Stored data entries
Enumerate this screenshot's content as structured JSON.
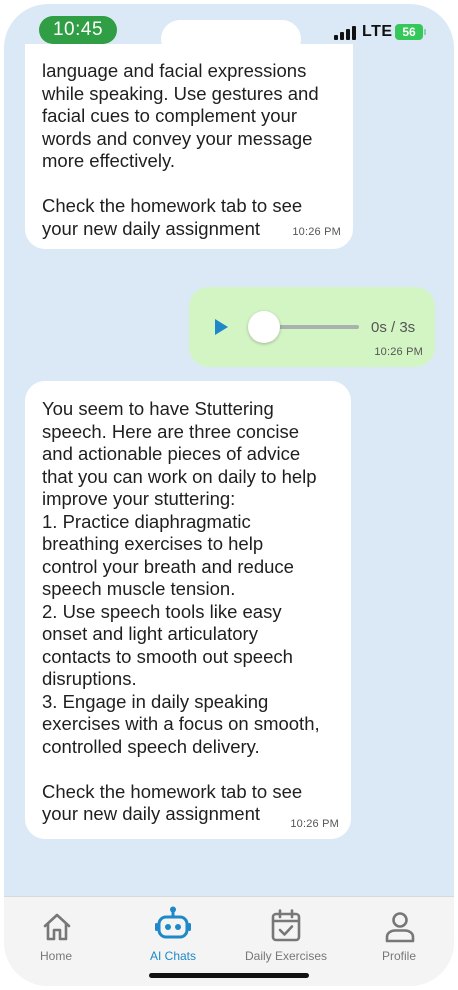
{
  "status_bar": {
    "time": "10:45",
    "network": "LTE",
    "battery": "56"
  },
  "messages": [
    {
      "sender": "bot",
      "text": "language and facial expressions\nwhile speaking. Use gestures and\nfacial cues to complement your\nwords and convey your message\nmore effectively.\n\nCheck the homework tab to see\nyour new daily assignment",
      "time": "10:26 PM"
    },
    {
      "sender": "user",
      "type": "audio",
      "progress": 0,
      "duration": "0s / 3s",
      "time": "10:26 PM"
    },
    {
      "sender": "bot",
      "text": "You seem to have Stuttering\nspeech. Here are three concise\nand actionable pieces of advice\nthat you can work on daily to help\nimprove your stuttering:\n1. Practice diaphragmatic\nbreathing exercises to help\ncontrol your breath and reduce\nspeech muscle tension.\n2. Use speech tools like easy\nonset and light articulatory\ncontacts to smooth out speech\ndisruptions.\n3. Engage in daily speaking\nexercises with a focus on smooth,\ncontrolled speech delivery.\n\nCheck the homework tab to see\nyour new daily assignment",
      "time": "10:26 PM"
    }
  ],
  "tabs": [
    {
      "label": "Home",
      "icon": "home-icon",
      "active": false
    },
    {
      "label": "AI Chats",
      "icon": "robot-icon",
      "active": true
    },
    {
      "label": "Daily Exercises",
      "icon": "calendar-check-icon",
      "active": false
    },
    {
      "label": "Profile",
      "icon": "person-icon",
      "active": false
    }
  ],
  "colors": {
    "accent": "#1e88c9",
    "chat_background": "#dbe9f6",
    "user_bubble": "#d3f5c4",
    "bot_bubble": "#ffffff",
    "time_pill": "#2f9e44",
    "battery": "#34c759"
  }
}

> Short problem: Take the records above and transcribe them exactly, dropping every picture.

> Answer to this exercise:
Enumerate this screenshot's content as structured JSON.
{
  "status_bar": {
    "time": "10:45",
    "network": "LTE",
    "battery": "56"
  },
  "messages": [
    {
      "sender": "bot",
      "text": "language and facial expressions\nwhile speaking. Use gestures and\nfacial cues to complement your\nwords and convey your message\nmore effectively.\n\nCheck the homework tab to see\nyour new daily assignment",
      "time": "10:26 PM"
    },
    {
      "sender": "user",
      "type": "audio",
      "progress": 0,
      "duration": "0s / 3s",
      "time": "10:26 PM"
    },
    {
      "sender": "bot",
      "text": "You seem to have Stuttering\nspeech. Here are three concise\nand actionable pieces of advice\nthat you can work on daily to help\nimprove your stuttering:\n1. Practice diaphragmatic\nbreathing exercises to help\ncontrol your breath and reduce\nspeech muscle tension.\n2. Use speech tools like easy\nonset and light articulatory\ncontacts to smooth out speech\ndisruptions.\n3. Engage in daily speaking\nexercises with a focus on smooth,\ncontrolled speech delivery.\n\nCheck the homework tab to see\nyour new daily assignment",
      "time": "10:26 PM"
    }
  ],
  "tabs": [
    {
      "label": "Home",
      "icon": "home-icon",
      "active": false
    },
    {
      "label": "AI Chats",
      "icon": "robot-icon",
      "active": true
    },
    {
      "label": "Daily Exercises",
      "icon": "calendar-check-icon",
      "active": false
    },
    {
      "label": "Profile",
      "icon": "person-icon",
      "active": false
    }
  ],
  "colors": {
    "accent": "#1e88c9",
    "chat_background": "#dbe9f6",
    "user_bubble": "#d3f5c4",
    "bot_bubble": "#ffffff",
    "time_pill": "#2f9e44",
    "battery": "#34c759"
  }
}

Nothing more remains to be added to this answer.